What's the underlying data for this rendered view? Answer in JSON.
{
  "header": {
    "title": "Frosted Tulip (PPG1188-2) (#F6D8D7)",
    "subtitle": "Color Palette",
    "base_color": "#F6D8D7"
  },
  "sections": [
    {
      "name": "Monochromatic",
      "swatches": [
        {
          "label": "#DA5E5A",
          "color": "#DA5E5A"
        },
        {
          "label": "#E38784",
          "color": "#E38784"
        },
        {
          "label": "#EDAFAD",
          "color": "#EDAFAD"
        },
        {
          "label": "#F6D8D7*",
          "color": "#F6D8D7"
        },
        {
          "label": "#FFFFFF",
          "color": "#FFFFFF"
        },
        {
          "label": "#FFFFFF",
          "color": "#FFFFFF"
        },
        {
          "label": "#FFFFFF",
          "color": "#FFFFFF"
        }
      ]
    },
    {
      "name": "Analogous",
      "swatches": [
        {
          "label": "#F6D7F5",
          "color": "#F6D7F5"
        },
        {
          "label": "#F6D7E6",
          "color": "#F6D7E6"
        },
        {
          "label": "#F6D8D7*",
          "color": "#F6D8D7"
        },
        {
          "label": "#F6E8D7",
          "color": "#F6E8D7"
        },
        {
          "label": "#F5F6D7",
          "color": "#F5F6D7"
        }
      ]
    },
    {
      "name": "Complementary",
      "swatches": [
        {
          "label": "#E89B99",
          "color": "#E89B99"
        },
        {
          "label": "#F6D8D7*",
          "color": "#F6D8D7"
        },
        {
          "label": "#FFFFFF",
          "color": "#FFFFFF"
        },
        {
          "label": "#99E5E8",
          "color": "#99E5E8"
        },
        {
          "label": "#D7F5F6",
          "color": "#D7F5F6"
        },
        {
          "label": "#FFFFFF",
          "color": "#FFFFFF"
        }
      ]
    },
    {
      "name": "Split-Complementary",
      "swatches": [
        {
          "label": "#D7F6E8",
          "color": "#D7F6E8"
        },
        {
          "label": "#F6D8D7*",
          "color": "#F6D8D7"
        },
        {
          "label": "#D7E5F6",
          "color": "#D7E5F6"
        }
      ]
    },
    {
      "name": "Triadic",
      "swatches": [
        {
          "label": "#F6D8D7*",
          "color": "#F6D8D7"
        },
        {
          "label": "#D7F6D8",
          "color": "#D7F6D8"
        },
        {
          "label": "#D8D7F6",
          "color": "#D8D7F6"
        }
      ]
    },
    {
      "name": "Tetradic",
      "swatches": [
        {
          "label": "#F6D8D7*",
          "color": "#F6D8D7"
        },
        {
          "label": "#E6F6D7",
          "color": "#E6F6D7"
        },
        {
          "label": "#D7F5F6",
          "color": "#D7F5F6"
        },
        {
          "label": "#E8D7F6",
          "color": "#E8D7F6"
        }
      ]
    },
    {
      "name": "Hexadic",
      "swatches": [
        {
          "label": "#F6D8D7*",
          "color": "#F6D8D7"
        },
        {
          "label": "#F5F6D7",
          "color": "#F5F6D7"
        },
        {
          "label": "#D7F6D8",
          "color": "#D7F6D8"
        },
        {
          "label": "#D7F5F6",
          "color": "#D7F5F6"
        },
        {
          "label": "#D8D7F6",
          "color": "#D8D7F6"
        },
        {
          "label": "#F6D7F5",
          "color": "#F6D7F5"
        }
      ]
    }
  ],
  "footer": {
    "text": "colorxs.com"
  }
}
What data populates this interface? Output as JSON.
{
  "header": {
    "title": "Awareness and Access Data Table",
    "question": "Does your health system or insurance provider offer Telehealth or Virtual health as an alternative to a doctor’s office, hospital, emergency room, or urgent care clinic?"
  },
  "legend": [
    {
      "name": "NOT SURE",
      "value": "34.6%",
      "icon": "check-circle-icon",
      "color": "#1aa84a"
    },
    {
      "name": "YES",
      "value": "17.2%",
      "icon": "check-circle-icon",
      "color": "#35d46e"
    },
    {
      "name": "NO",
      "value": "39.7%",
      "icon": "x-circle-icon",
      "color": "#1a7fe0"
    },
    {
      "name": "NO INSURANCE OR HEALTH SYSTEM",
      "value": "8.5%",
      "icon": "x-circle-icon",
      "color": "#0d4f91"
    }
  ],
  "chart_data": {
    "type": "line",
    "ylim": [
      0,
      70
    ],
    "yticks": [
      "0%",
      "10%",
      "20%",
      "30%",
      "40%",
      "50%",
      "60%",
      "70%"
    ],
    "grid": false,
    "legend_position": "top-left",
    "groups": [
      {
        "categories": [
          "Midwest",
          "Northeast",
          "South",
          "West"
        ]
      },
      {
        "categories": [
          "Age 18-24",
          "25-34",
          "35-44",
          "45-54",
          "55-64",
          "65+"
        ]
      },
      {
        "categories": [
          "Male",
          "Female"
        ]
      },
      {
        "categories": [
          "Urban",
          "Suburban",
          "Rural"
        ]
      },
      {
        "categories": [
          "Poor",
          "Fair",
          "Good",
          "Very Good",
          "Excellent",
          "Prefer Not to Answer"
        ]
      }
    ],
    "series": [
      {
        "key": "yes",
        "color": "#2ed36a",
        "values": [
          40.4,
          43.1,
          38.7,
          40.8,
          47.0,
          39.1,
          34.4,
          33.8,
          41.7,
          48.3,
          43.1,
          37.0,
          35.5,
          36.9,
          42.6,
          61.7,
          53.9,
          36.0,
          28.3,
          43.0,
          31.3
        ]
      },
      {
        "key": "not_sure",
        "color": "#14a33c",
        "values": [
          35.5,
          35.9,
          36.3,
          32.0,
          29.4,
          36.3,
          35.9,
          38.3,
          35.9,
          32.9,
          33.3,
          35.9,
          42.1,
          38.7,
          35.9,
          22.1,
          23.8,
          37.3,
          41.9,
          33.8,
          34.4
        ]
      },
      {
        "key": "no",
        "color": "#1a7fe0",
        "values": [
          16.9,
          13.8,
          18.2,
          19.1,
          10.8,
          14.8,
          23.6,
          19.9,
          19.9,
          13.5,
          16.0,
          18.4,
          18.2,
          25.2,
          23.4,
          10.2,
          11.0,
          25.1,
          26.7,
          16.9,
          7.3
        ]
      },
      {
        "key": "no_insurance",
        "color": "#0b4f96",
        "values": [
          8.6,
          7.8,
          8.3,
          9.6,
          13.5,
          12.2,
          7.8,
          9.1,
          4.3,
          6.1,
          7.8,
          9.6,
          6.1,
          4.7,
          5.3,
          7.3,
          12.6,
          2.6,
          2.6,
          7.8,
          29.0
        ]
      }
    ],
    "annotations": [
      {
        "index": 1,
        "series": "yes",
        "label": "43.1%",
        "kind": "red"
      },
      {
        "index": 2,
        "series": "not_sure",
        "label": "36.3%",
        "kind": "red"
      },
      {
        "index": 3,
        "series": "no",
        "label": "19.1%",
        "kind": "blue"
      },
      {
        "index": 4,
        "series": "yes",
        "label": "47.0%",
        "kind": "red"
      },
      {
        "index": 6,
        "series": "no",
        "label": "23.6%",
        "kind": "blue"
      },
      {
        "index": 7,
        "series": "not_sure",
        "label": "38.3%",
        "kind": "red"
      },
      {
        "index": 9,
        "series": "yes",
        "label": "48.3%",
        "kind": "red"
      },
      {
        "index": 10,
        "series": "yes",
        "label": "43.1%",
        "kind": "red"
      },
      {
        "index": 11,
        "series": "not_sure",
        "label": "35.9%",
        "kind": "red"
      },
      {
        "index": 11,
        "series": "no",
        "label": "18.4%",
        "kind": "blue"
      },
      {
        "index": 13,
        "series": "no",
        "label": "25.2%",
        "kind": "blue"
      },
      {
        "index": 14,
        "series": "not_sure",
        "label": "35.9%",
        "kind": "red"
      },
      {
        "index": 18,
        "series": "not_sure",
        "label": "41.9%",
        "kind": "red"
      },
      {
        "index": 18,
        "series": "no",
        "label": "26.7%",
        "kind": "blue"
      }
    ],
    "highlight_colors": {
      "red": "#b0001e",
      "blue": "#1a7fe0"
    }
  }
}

## Instructions to follow
Working from the entries above, return all lines that contain "Answer".

## Complete output
What's the underlying data for this rendered view? Answer in JSON.
          "Prefer Not to Answer"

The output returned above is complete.